╭──

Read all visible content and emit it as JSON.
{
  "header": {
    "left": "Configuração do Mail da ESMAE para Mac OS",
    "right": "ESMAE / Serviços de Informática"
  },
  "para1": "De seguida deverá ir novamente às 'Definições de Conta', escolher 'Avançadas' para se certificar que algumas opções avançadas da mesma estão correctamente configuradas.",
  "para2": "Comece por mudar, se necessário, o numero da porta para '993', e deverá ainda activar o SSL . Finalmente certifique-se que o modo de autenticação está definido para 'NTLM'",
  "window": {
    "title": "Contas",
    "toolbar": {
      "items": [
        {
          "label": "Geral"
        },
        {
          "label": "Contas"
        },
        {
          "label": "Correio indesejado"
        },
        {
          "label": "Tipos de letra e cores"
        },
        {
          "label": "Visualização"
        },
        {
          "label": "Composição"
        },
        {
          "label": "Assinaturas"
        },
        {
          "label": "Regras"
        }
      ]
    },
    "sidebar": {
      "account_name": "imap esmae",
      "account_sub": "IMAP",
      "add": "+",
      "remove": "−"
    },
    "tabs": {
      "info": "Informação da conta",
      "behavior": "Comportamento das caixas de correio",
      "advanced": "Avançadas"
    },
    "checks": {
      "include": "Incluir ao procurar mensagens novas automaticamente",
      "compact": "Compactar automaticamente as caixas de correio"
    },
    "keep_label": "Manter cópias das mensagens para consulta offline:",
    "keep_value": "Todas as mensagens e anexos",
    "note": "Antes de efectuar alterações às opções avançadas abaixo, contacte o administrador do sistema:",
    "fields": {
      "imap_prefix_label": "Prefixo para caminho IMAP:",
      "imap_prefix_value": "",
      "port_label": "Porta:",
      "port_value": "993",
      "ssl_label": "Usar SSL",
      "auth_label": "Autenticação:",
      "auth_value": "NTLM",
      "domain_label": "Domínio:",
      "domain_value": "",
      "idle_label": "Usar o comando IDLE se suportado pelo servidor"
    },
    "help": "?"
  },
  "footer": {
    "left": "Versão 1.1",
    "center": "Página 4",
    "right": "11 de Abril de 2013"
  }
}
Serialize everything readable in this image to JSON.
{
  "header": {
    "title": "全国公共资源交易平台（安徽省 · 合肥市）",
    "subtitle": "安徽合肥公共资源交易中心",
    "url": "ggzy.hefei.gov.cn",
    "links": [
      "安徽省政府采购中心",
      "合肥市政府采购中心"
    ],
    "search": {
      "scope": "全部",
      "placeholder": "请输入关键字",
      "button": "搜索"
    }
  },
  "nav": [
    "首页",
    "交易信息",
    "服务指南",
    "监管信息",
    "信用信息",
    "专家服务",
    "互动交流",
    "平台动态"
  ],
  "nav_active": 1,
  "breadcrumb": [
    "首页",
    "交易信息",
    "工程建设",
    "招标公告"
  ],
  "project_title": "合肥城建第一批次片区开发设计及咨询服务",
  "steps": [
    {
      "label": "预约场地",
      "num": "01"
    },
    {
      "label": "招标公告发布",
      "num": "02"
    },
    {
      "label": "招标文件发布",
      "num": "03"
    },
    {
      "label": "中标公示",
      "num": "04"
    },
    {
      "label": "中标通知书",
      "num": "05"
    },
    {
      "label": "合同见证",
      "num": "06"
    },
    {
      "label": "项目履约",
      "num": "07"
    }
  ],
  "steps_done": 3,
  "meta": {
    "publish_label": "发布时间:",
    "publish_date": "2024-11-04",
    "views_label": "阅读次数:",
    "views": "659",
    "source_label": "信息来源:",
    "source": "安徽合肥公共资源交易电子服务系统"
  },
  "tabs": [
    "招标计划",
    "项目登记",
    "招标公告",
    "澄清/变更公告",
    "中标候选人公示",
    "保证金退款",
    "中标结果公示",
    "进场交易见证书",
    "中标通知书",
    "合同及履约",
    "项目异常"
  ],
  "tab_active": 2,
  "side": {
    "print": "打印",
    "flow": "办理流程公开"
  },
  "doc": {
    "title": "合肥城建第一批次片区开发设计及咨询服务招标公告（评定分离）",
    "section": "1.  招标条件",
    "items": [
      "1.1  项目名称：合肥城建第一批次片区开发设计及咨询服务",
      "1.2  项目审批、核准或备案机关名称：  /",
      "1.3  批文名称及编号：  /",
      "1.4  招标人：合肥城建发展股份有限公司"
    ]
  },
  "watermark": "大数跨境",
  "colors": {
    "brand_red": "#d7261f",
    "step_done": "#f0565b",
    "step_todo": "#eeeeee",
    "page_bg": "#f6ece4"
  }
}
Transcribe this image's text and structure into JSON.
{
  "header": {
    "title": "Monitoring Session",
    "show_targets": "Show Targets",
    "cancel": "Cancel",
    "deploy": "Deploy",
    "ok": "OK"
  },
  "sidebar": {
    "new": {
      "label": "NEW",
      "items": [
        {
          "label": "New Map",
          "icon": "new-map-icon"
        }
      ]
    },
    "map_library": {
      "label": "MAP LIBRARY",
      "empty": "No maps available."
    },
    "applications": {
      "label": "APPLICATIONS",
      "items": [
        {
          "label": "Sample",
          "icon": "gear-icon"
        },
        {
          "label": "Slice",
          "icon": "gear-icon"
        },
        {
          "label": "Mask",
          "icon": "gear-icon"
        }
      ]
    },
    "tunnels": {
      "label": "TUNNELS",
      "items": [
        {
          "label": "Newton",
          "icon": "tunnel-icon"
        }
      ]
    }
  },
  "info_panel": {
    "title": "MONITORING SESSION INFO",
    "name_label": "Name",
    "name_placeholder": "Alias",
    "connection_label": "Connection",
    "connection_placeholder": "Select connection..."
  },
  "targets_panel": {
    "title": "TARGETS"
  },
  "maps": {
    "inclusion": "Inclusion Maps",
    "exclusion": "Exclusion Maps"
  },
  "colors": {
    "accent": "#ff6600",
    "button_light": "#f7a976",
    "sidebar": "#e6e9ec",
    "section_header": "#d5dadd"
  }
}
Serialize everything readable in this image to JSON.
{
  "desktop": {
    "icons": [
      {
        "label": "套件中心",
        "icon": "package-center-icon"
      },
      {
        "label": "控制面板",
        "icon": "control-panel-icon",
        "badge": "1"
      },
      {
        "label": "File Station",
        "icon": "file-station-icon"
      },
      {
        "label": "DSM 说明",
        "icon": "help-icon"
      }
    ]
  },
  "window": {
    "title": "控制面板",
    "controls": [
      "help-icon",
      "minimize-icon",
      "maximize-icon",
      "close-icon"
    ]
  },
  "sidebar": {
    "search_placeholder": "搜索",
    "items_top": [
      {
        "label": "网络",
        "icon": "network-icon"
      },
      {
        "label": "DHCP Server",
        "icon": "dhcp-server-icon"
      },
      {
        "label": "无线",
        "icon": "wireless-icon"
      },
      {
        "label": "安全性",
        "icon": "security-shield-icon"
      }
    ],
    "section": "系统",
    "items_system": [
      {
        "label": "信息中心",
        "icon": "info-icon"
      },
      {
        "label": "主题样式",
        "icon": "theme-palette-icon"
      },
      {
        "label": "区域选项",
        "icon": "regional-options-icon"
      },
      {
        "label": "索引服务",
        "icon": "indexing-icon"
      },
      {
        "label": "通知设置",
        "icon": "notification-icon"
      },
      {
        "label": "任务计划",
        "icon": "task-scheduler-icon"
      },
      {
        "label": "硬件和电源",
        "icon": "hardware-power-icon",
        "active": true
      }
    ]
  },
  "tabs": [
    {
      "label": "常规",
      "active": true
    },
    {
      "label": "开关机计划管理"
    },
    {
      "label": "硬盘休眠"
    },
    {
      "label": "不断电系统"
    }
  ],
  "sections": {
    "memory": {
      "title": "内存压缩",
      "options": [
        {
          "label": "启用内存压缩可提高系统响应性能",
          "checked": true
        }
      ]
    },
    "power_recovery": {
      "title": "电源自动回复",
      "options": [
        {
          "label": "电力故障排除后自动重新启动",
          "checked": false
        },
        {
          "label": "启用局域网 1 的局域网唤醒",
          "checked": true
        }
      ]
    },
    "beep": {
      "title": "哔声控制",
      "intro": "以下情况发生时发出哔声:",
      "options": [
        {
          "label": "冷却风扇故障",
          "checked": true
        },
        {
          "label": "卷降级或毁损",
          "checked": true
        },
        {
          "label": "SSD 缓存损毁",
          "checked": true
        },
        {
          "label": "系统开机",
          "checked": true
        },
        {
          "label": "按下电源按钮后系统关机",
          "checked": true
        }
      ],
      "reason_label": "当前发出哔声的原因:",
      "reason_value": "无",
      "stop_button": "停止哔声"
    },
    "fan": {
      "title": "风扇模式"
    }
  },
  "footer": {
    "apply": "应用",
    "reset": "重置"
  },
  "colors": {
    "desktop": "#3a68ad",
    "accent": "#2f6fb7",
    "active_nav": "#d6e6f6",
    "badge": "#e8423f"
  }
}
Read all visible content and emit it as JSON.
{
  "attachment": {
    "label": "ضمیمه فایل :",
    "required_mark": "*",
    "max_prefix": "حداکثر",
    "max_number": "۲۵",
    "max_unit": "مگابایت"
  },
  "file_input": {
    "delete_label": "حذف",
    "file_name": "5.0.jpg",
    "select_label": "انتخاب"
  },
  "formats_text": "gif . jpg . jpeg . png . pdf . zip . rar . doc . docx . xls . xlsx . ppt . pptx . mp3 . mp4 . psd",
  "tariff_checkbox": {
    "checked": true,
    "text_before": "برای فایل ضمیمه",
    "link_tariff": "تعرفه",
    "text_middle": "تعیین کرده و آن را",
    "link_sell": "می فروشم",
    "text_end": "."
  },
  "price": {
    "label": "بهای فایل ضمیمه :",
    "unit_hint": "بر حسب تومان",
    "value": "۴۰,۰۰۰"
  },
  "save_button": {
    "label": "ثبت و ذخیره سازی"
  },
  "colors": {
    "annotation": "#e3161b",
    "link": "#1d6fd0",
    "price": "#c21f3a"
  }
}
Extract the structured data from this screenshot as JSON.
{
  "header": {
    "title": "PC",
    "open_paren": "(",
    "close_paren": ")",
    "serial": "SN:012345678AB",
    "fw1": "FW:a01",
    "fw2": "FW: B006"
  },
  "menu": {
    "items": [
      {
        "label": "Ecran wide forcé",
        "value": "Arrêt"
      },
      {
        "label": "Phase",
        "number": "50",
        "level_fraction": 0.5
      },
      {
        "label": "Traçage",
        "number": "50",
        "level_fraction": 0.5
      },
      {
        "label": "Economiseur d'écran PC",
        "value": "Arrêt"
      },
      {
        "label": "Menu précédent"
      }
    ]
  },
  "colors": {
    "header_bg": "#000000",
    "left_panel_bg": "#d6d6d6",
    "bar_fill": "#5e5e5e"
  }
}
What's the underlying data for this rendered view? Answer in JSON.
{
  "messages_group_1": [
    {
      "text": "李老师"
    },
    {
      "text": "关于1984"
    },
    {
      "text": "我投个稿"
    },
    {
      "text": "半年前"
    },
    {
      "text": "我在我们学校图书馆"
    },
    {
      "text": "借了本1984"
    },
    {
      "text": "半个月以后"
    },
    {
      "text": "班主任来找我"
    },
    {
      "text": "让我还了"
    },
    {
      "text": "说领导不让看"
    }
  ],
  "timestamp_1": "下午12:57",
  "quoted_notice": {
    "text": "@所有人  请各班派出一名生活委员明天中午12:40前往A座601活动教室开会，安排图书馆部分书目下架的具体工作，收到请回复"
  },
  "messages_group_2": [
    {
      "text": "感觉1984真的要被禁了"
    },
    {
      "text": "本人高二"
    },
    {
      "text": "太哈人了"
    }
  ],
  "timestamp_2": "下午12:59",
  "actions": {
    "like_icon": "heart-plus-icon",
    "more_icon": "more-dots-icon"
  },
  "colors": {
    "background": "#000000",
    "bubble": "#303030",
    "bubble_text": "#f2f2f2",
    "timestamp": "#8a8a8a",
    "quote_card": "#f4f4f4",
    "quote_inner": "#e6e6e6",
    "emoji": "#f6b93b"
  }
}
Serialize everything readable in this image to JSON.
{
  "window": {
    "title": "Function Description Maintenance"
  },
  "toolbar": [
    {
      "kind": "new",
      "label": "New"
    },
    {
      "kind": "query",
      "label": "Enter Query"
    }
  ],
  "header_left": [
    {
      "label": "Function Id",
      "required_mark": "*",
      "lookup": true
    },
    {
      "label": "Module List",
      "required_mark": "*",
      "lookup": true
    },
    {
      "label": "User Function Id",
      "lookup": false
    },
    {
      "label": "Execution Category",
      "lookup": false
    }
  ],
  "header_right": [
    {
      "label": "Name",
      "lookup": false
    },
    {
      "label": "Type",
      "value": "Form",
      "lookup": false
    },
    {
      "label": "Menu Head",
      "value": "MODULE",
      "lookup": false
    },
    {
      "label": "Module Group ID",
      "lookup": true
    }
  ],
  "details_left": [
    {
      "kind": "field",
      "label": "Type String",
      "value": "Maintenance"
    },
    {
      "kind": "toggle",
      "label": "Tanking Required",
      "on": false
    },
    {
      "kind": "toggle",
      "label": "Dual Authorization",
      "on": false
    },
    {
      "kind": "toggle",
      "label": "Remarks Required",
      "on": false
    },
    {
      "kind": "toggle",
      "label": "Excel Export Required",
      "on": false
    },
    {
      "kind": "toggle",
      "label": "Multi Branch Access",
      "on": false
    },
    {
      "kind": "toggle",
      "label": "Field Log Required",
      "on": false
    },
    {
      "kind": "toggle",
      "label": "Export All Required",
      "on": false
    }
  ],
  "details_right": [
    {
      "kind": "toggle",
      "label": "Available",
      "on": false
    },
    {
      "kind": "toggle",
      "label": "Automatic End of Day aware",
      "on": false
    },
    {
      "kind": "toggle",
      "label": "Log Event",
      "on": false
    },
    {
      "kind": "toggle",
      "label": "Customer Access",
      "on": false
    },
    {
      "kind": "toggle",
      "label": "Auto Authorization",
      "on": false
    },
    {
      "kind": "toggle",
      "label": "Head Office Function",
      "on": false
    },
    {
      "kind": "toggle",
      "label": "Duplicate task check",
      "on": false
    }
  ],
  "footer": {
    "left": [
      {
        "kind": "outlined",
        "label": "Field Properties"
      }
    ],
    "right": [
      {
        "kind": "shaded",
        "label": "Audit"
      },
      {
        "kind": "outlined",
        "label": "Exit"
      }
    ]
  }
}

╰──

* _What you will do_:
Tell how many lines of the material above hold "Access", answering with a bare number.

* _Exercise answer_:
2